### Job
Check each line below for the word "wasserdicht" and give the number of lines that have it, nothing more.

━━━

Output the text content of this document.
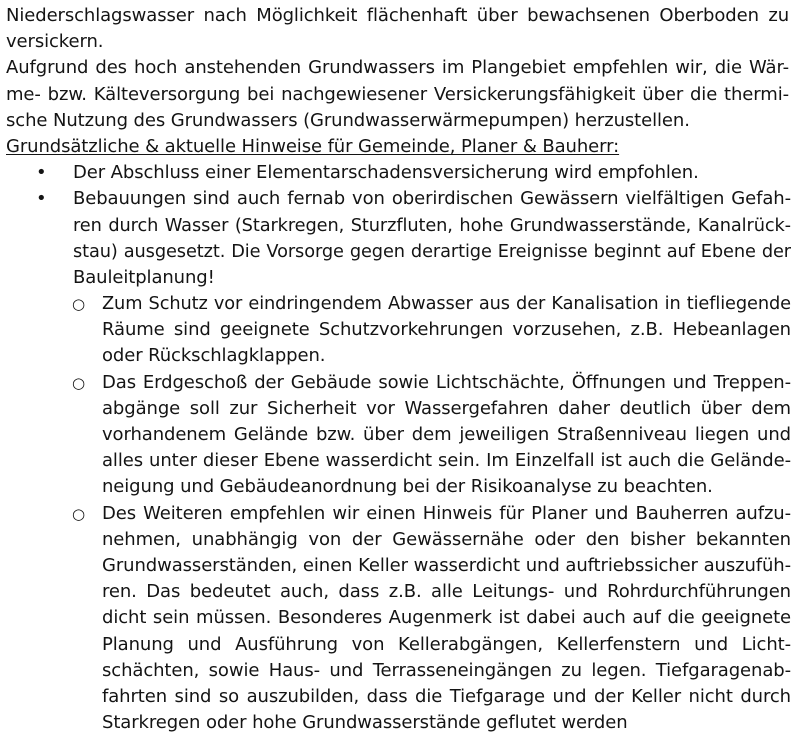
Niederschlagswasser nach Möglichkeit flächenhaft über bewachsenen Oberboden zu
versickern.
Aufgrund des hoch anstehenden Grundwassers im Plangebiet empfehlen wir, die Wär-
me- bzw. Kälteversorgung bei nachgewiesener Versickerungsfähigkeit über die thermi-
sche Nutzung des Grundwassers (Grundwasserwärmepumpen) herzustellen.
Grundsätzliche & aktuelle Hinweise für Gemeinde, Planer & Bauherr:
• Der Abschluss einer Elementarschadensversicherung wird empfohlen.
• Bebauungen sind auch fernab von oberirdischen Gewässern vielfältigen Gefah-
ren durch Wasser (Starkregen, Sturzfluten, hohe Grundwasserstände, Kanalrück-
stau) ausgesetzt. Die Vorsorge gegen derartige Ereignisse beginnt auf Ebene der
Bauleitplanung!
○ Zum Schutz vor eindringendem Abwasser aus der Kanalisation in tiefliegende
Räume sind geeignete Schutzvorkehrungen vorzusehen, z.B. Hebeanlagen
oder Rückschlagklappen.
○ Das Erdgeschoß der Gebäude sowie Lichtschächte, Öffnungen und Treppen-
abgänge soll zur Sicherheit vor Wassergefahren daher deutlich über dem
vorhandenem Gelände bzw. über dem jeweiligen Straßenniveau liegen und
alles unter dieser Ebene wasserdicht sein. Im Einzelfall ist auch die Gelände-
neigung und Gebäudeanordnung bei der Risikoanalyse zu beachten.
○ Des Weiteren empfehlen wir einen Hinweis für Planer und Bauherren aufzu-
nehmen, unabhängig von der Gewässernähe oder den bisher bekannten
Grundwasserständen, einen Keller wasserdicht und auftriebssicher auszufüh-
ren. Das bedeutet auch, dass z.B. alle Leitungs- und Rohrdurchführungen
dicht sein müssen. Besonderes Augenmerk ist dabei auch auf die geeignete
Planung und Ausführung von Kellerabgängen, Kellerfenstern und Licht-
schächten, sowie Haus- und Terrasseneingängen zu legen. Tiefgaragenab-
fahrten sind so auszubilden, dass die Tiefgarage und der Keller nicht durch
Starkregen oder hohe Grundwasserstände geflutet werden
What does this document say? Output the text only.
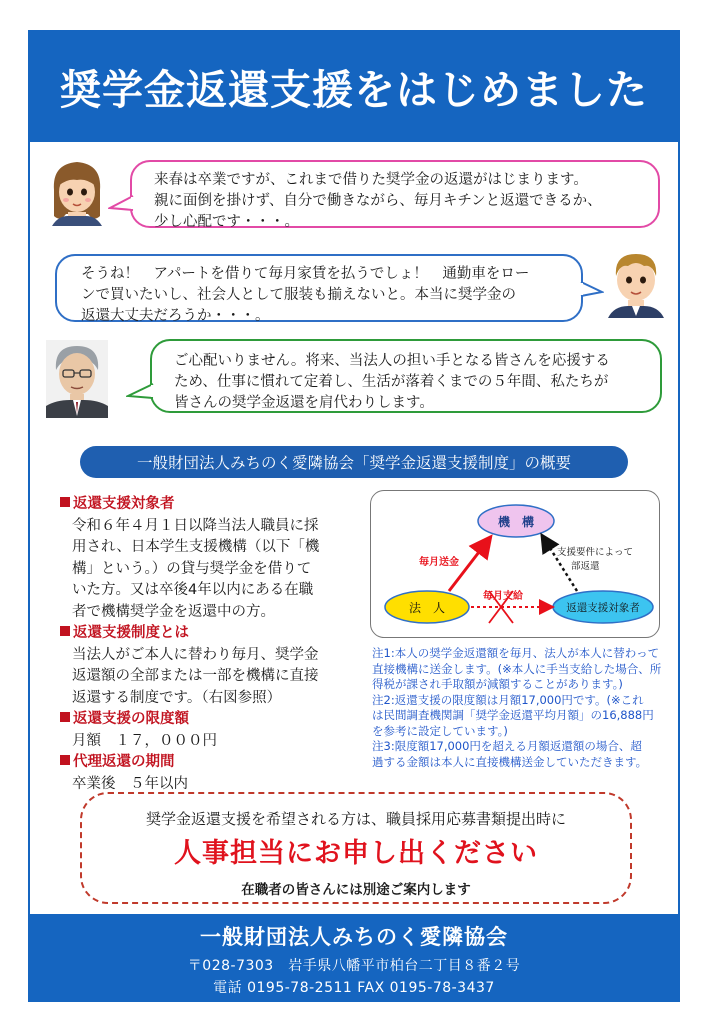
奨学金返還支援をはじめました

来春は卒業ですが、これまで借りた奨学金の返還がはじまります。

親に面倒を掛けず、自分で働きながら、毎月キチンと返還できるか、

少し心配です・・・。

そうね！　アパートを借りて毎月家賃を払うでしょ！　通勤車をロー

ンで買いたいし、社会人として服装も揃えないと。本当に奨学金の

返還大丈夫だろうか・・・。

ご心配いりません。将来、当法人の担い手となる皆さんを応援する

ため、仕事に慣れて定着し、生活が落着くまでの５年間、私たちが

皆さんの奨学金返還を肩代わりします。

一般財団法人みちのく愛隣協会「奨学金返還支援制度」の概要
返還支援対象者
令和６年４月１日以降当法人職員に採
用され、日本学生支援機構（以下「機
構」という。）の貸与奨学金を借りて
いた方。又は卒後4年以内にある在職
者で機構奨学金を返還中の方。
返還支援制度とは
当法人がご本人に替わり毎月、奨学金
返還額の全部または一部を機構に直接
返還する制度です。（右図参照）
返還支援の限度額
月額　１７，０００円
代理返還の期間
卒業後　５年以内
機　構
法　人	返還支援対象者
毎月送金
支援要件によって
部返還
毎月支給

注1:本人の奨学金返還額を毎月、法人が本人に替わって

直接機構に送金します。(※本人に手当支給した場合、所

得税が課され手取額が減額することがあります。)

注2:返還支援の限度額は月額17,000円です。(※これ

は民間調査機関調「奨学金返還平均月額」の16,888円

を参考に設定しています。)

注3:限度額17,000円を超える月額返還額の場合、超

過する金額は本人に直接機構送金していただきます。

奨学金返還支援を希望される方は、職員採用応募書類提出時に
人事担当にお申し出ください
在職者の皆さんには別途ご案内します
一般財団法人みちのく愛隣協会
〒028-7303　岩手県八幡平市柏台二丁目８番２号
電話 0195-78-2511 FAX 0195-78-3437
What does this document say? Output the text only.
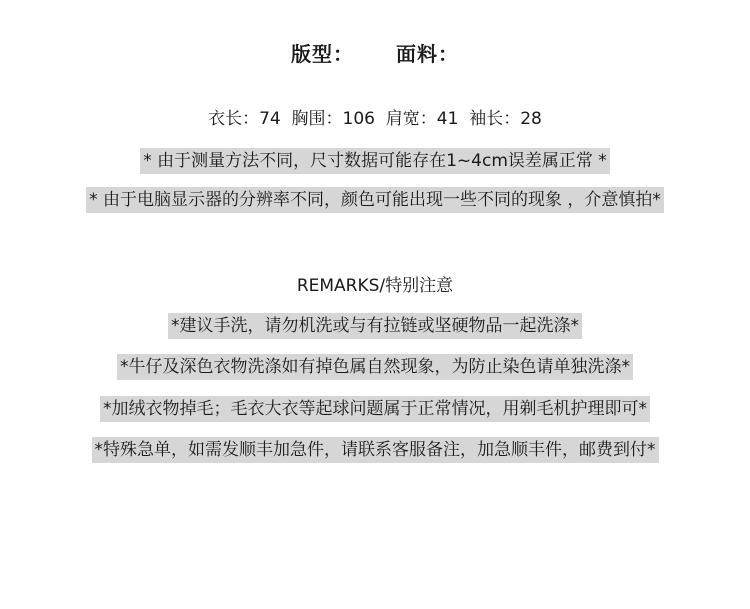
版型： 面料：
衣长：74  胸围：106  肩宽：41  袖长：28
* 由于测量方法不同，尺寸数据可能存在1~4cm误差属正常 *
* 由于电脑显示器的分辨率不同，颜色可能出现一些不同的现象 ，介意慎拍*
REMARKS/特别注意
*建议手洗，请勿机洗或与有拉链或坚硬物品一起洗涤*
*牛仔及深色衣物洗涤如有掉色属自然现象，为防止染色请单独洗涤*
*加绒衣物掉毛；毛衣大衣等起球问题属于正常情况，用剃毛机护理即可*
*特殊急单，如需发顺丰加急件，请联系客服备注，加急顺丰件，邮费到付*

━━━

### Task response
2